= Short exercise =
Search the material below for the string "color" and list each line that holds it.

= Records for the exercise =
— START —
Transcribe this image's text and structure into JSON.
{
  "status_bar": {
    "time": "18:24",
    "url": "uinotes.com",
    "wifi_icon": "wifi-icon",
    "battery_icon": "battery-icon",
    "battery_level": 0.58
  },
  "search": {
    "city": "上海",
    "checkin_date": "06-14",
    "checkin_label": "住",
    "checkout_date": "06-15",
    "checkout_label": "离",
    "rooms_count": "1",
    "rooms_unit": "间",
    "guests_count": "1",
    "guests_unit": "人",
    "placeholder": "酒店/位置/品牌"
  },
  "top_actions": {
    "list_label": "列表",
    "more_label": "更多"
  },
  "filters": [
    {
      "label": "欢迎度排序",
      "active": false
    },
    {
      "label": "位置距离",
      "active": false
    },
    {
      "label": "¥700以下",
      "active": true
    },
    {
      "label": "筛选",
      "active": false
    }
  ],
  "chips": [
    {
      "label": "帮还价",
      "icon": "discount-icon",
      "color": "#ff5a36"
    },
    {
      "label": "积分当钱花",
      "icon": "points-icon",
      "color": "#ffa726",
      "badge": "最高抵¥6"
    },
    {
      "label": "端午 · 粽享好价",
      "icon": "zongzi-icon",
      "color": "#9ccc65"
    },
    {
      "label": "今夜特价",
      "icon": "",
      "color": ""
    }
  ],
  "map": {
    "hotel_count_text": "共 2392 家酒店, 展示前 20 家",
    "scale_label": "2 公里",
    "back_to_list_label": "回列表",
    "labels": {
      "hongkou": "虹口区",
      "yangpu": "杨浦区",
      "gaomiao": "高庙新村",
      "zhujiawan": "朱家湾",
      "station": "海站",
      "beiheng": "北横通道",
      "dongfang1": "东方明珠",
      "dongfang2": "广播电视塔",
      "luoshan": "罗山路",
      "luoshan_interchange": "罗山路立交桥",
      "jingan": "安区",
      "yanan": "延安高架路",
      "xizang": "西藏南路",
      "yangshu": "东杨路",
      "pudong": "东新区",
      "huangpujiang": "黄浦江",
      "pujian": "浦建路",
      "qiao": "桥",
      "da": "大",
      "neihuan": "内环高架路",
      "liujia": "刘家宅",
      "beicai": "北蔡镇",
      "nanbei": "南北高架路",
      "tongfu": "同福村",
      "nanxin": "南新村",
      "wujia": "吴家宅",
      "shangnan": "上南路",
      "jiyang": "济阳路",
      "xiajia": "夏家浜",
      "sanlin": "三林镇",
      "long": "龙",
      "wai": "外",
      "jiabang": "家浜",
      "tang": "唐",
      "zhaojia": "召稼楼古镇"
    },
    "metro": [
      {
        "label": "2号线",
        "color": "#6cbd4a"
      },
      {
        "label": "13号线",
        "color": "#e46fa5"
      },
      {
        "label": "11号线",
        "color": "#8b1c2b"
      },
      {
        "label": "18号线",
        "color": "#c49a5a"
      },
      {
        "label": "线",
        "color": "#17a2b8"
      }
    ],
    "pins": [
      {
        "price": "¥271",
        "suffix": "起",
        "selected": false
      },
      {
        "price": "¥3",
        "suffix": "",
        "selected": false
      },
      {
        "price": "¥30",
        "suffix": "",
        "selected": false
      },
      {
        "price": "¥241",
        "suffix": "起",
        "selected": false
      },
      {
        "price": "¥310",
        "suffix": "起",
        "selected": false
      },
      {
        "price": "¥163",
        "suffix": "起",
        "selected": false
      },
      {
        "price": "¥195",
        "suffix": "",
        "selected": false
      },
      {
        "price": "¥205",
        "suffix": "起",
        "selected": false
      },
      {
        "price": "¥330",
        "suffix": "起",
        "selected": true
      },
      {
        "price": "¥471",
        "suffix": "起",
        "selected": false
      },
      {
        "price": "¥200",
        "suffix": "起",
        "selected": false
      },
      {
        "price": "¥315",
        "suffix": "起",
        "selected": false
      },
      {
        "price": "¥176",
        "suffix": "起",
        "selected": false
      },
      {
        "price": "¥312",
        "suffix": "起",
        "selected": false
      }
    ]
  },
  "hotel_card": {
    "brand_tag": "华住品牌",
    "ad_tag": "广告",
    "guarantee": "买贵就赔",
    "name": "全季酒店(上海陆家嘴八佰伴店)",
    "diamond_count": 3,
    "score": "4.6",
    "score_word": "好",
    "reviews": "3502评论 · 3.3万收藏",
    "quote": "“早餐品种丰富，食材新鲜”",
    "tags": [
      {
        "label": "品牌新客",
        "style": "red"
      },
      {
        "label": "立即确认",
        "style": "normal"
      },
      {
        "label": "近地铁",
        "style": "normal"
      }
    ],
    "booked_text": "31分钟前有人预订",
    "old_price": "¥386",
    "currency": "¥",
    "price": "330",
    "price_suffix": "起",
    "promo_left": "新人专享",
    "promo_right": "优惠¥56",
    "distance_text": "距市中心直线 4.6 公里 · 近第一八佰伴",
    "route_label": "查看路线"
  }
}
— END —
= Task response =
      "color": "#ff5a36"
      "color": "#ffa726",
      "color": "#9ccc65"
      "color": ""
        "color": "#6cbd4a"
        "color": "#e46fa5"
        "color": "#8b1c2b"
        "color": "#c49a5a"
        "color": "#17a2b8"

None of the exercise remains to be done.